▸ **Prompt**:
Skip every picture, and copy exactly the lines from the one containing "Enumerate this screenshot's" to the end of the data.

▸ **Provided entries**:

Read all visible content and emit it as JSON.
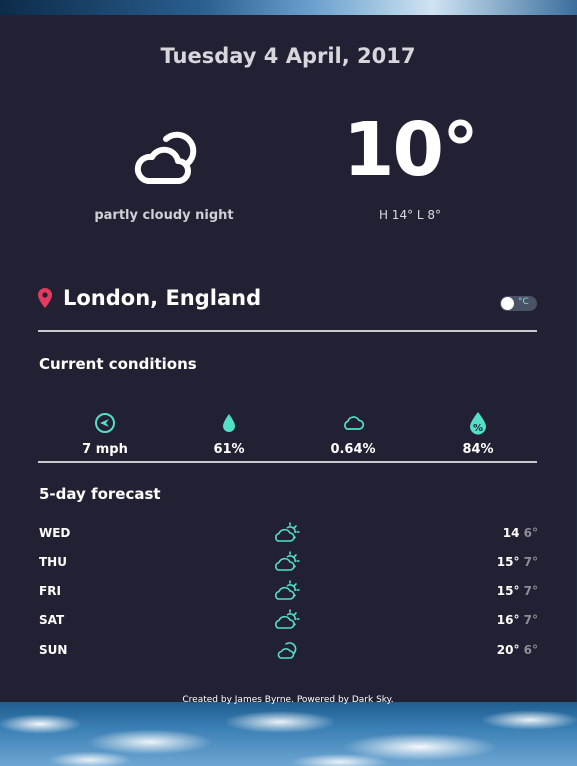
{
  "date": "Tuesday 4 April, 2017",
  "current": {
    "icon": "partly-cloudy-night-icon",
    "summary": "partly cloudy night",
    "temperature": "10°",
    "high_low": "H 14° L 8°"
  },
  "location": {
    "name": "London, England",
    "unit_toggle": "°C"
  },
  "conditions": {
    "title": "Current conditions",
    "items": [
      {
        "icon": "wind-icon",
        "value": "7 mph"
      },
      {
        "icon": "humidity-drop-icon",
        "value": "61%"
      },
      {
        "icon": "cloud-cover-icon",
        "value": "0.64%"
      },
      {
        "icon": "precipitation-percent-icon",
        "value": "84%"
      }
    ]
  },
  "forecast": {
    "title": "5-day forecast",
    "days": [
      {
        "day": "WED",
        "icon": "partly-cloudy-day-icon",
        "high": "14",
        "low": "6°"
      },
      {
        "day": "THU",
        "icon": "partly-cloudy-day-icon",
        "high": "15°",
        "low": "7°"
      },
      {
        "day": "FRI",
        "icon": "partly-cloudy-day-icon",
        "high": "15°",
        "low": "7°"
      },
      {
        "day": "SAT",
        "icon": "partly-cloudy-day-icon",
        "high": "16°",
        "low": "7°"
      },
      {
        "day": "SUN",
        "icon": "partly-cloudy-night-icon",
        "high": "20°",
        "low": "6°"
      }
    ]
  },
  "credit": {
    "prefix": "Created by",
    "author": "James Byrne",
    "middle": ". Powered by",
    "provider": "Dark Sky",
    "suffix": "."
  },
  "colors": {
    "accent": "#53e0c9",
    "pin": "#e33a5e",
    "card": "#222133"
  }
}
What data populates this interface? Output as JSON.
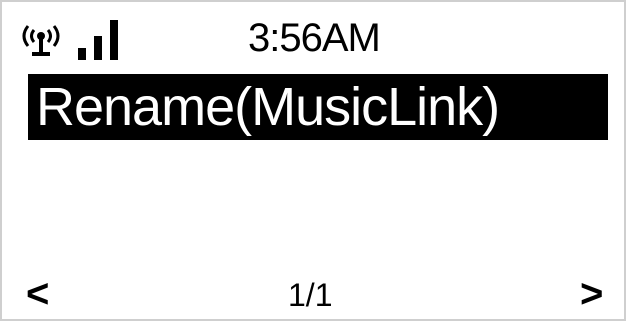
{
  "status_bar": {
    "wifi_icon": "wifi-icon",
    "signal_icon": "signal-strength-icon",
    "signal_level": 3,
    "time": "3:56AM"
  },
  "menu": {
    "items": [
      {
        "label": "Rename(MusicLink)",
        "selected": true
      }
    ]
  },
  "footer": {
    "prev_label": "<",
    "page_indicator": "1/1",
    "next_label": ">"
  },
  "colors": {
    "background": "#ffffff",
    "foreground": "#000000",
    "highlight_background": "#000000",
    "highlight_text": "#ffffff"
  }
}
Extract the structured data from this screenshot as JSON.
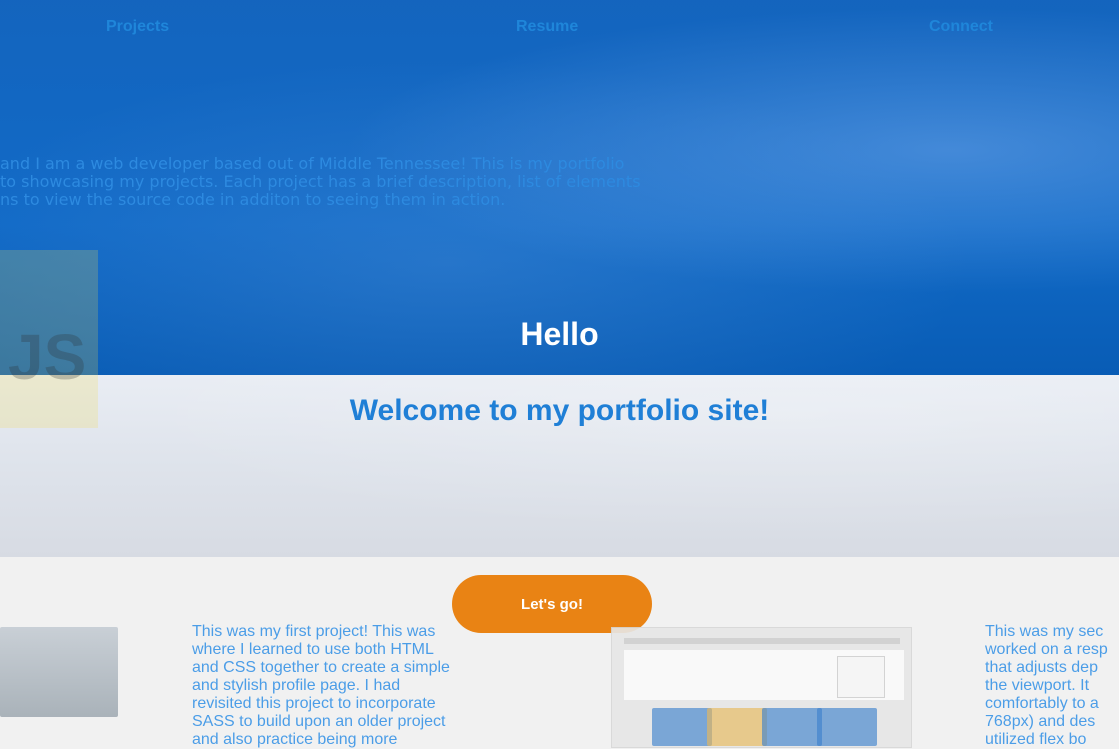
{
  "nav": {
    "projects": "Projects",
    "resume": "Resume",
    "connect": "Connect"
  },
  "intro": {
    "lines": [
      "and I am a web developer based out of Middle Tennessee! This is my portfolio",
      "to showcasing my projects. Each project has a brief description, list of elements",
      "ns to view the source code in additon to seeing them in action."
    ]
  },
  "hero": {
    "hello": "Hello",
    "welcome": "Welcome to my portfolio site!",
    "cta_label": "Let's go!",
    "logo_text": "JS"
  },
  "projects": {
    "project1_desc": [
      "This was my first project! This was",
      "where I learned to use both HTML",
      "and CSS together to create a simple",
      "and stylish profile page. I had",
      "revisited this project to incorporate",
      "SASS to build upon an older project",
      "and also practice being more"
    ],
    "project2_desc": [
      "This was my sec",
      "worked on a resp",
      "that adjusts dep",
      "the viewport. It",
      "comfortably to a",
      "768px) and des",
      "utilized flex bo"
    ]
  },
  "colors": {
    "primary_blue": "#0b6fbf",
    "accent_orange": "#e98314"
  }
}
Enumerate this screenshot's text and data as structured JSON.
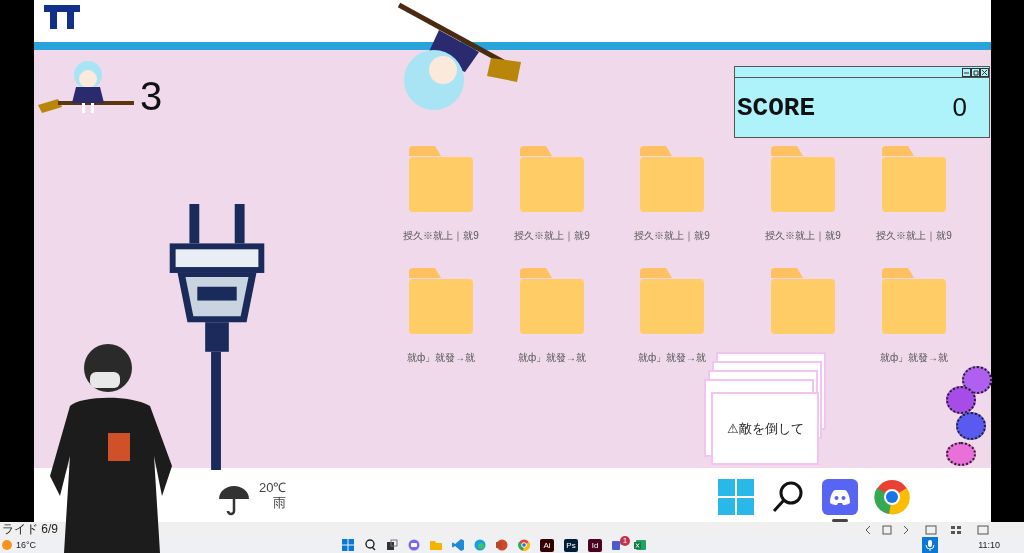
{
  "lives": {
    "count": "3"
  },
  "score_window": {
    "label": "SCORE",
    "value": "0"
  },
  "folders": [
    {
      "label": "授久※就上｜就9"
    },
    {
      "label": "授久※就上｜就9"
    },
    {
      "label": "授久※就上｜就9"
    },
    {
      "label": "授久※就上｜就9"
    },
    {
      "label": "授久※就上｜就9"
    },
    {
      "label": "就ф」就發→就"
    },
    {
      "label": "就ф」就發→就"
    },
    {
      "label": "就ф」就發→就"
    },
    {
      "kind": "folder"
    },
    {
      "label": "就ф」就發→就"
    }
  ],
  "popup": {
    "text": "⚠敵を倒して"
  },
  "orbs": [
    {
      "color": "#b060f0"
    },
    {
      "color": "#a84ce8"
    },
    {
      "color": "#5a5af0"
    },
    {
      "color": "#e870d8"
    }
  ],
  "weather": {
    "temp": "20℃",
    "condition": "雨"
  },
  "dock": [
    {
      "kind": "start",
      "selected": false
    },
    {
      "kind": "search",
      "selected": false
    },
    {
      "kind": "discord",
      "selected": true
    },
    {
      "kind": "chrome",
      "selected": false
    }
  ],
  "slide_status": {
    "slide": "ライド 6/9"
  },
  "taskbar": {
    "temp": "16°C",
    "time": "11:10",
    "apps": [
      {
        "kind": "start"
      },
      {
        "kind": "search"
      },
      {
        "kind": "taskview"
      },
      {
        "kind": "chat"
      },
      {
        "kind": "explorer"
      },
      {
        "kind": "vscode"
      },
      {
        "kind": "edge"
      },
      {
        "kind": "powerpoint"
      },
      {
        "kind": "chrome"
      },
      {
        "kind": "tile",
        "label": "Ai",
        "color": "#330000"
      },
      {
        "kind": "tile",
        "label": "Ps",
        "color": "#001e36"
      },
      {
        "kind": "tile",
        "label": "Id",
        "color": "#49021f"
      },
      {
        "kind": "teams",
        "badge": "1"
      },
      {
        "kind": "excel"
      }
    ]
  }
}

▸ **Solution for this problem**:
Enumerate this screenshot's text and data as structured JSON.
{
  "lives": {
    "count": "3"
  },
  "score_window": {
    "label": "SCORE",
    "value": "0"
  },
  "folders": [
    {
      "label": "授久※就上｜就9"
    },
    {
      "label": "授久※就上｜就9"
    },
    {
      "label": "授久※就上｜就9"
    },
    {
      "label": "授久※就上｜就9"
    },
    {
      "label": "授久※就上｜就9"
    },
    {
      "label": "就ф」就發→就"
    },
    {
      "label": "就ф」就發→就"
    },
    {
      "label": "就ф」就發→就"
    },
    {
      "kind": "folder"
    },
    {
      "label": "就ф」就發→就"
    }
  ],
  "popup": {
    "text": "⚠敵を倒して"
  },
  "orbs": [
    {
      "color": "#b060f0"
    },
    {
      "color": "#a84ce8"
    },
    {
      "color": "#5a5af0"
    },
    {
      "color": "#e870d8"
    }
  ],
  "weather": {
    "temp": "20℃",
    "condition": "雨"
  },
  "dock": [
    {
      "kind": "start",
      "selected": false
    },
    {
      "kind": "search",
      "selected": false
    },
    {
      "kind": "discord",
      "selected": true
    },
    {
      "kind": "chrome",
      "selected": false
    }
  ],
  "slide_status": {
    "slide": "ライド 6/9"
  },
  "taskbar": {
    "temp": "16°C",
    "time": "11:10",
    "apps": [
      {
        "kind": "start"
      },
      {
        "kind": "search"
      },
      {
        "kind": "taskview"
      },
      {
        "kind": "chat"
      },
      {
        "kind": "explorer"
      },
      {
        "kind": "vscode"
      },
      {
        "kind": "edge"
      },
      {
        "kind": "powerpoint"
      },
      {
        "kind": "chrome"
      },
      {
        "kind": "tile",
        "label": "Ai",
        "color": "#330000"
      },
      {
        "kind": "tile",
        "label": "Ps",
        "color": "#001e36"
      },
      {
        "kind": "tile",
        "label": "Id",
        "color": "#49021f"
      },
      {
        "kind": "teams",
        "badge": "1"
      },
      {
        "kind": "excel"
      }
    ]
  }
}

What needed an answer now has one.